**Supplied records:**
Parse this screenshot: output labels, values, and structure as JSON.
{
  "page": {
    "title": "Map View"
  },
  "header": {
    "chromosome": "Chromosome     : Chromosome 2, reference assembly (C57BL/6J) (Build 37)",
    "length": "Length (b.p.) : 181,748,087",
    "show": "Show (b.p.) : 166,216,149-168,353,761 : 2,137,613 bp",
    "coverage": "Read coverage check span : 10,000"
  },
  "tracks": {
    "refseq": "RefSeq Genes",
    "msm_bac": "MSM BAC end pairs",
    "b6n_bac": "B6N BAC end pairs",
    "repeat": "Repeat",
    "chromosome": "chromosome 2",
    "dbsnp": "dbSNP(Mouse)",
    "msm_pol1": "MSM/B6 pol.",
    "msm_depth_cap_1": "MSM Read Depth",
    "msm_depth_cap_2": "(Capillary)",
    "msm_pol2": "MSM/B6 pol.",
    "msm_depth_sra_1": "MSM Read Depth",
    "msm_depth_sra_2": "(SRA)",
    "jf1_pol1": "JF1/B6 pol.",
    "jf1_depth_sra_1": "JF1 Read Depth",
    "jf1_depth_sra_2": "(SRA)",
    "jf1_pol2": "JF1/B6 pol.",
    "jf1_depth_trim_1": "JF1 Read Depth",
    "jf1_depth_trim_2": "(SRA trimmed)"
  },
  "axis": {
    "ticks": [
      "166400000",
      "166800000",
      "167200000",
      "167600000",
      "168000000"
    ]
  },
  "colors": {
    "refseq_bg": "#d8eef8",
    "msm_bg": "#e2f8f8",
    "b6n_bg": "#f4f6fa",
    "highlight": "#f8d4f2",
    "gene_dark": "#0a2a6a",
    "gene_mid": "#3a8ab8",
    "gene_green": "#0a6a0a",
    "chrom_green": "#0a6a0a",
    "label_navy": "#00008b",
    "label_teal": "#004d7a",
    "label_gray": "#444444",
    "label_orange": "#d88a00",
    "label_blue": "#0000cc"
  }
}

**Your assignment:** Your task is to copy every entry above, exactly as written.

**Response to this exercise:**
Parse this screenshot: output labels, values, and structure as JSON.
{
  "page": {
    "title": "Map View"
  },
  "header": {
    "chromosome": "Chromosome     : Chromosome 2, reference assembly (C57BL/6J) (Build 37)",
    "length": "Length (b.p.) : 181,748,087",
    "show": "Show (b.p.) : 166,216,149-168,353,761 : 2,137,613 bp",
    "coverage": "Read coverage check span : 10,000"
  },
  "tracks": {
    "refseq": "RefSeq Genes",
    "msm_bac": "MSM BAC end pairs",
    "b6n_bac": "B6N BAC end pairs",
    "repeat": "Repeat",
    "chromosome": "chromosome 2",
    "dbsnp": "dbSNP(Mouse)",
    "msm_pol1": "MSM/B6 pol.",
    "msm_depth_cap_1": "MSM Read Depth",
    "msm_depth_cap_2": "(Capillary)",
    "msm_pol2": "MSM/B6 pol.",
    "msm_depth_sra_1": "MSM Read Depth",
    "msm_depth_sra_2": "(SRA)",
    "jf1_pol1": "JF1/B6 pol.",
    "jf1_depth_sra_1": "JF1 Read Depth",
    "jf1_depth_sra_2": "(SRA)",
    "jf1_pol2": "JF1/B6 pol.",
    "jf1_depth_trim_1": "JF1 Read Depth",
    "jf1_depth_trim_2": "(SRA trimmed)"
  },
  "axis": {
    "ticks": [
      "166400000",
      "166800000",
      "167200000",
      "167600000",
      "168000000"
    ]
  },
  "colors": {
    "refseq_bg": "#d8eef8",
    "msm_bg": "#e2f8f8",
    "b6n_bg": "#f4f6fa",
    "highlight": "#f8d4f2",
    "gene_dark": "#0a2a6a",
    "gene_mid": "#3a8ab8",
    "gene_green": "#0a6a0a",
    "chrom_green": "#0a6a0a",
    "label_navy": "#00008b",
    "label_teal": "#004d7a",
    "label_gray": "#444444",
    "label_orange": "#d88a00",
    "label_blue": "#0000cc"
  }
}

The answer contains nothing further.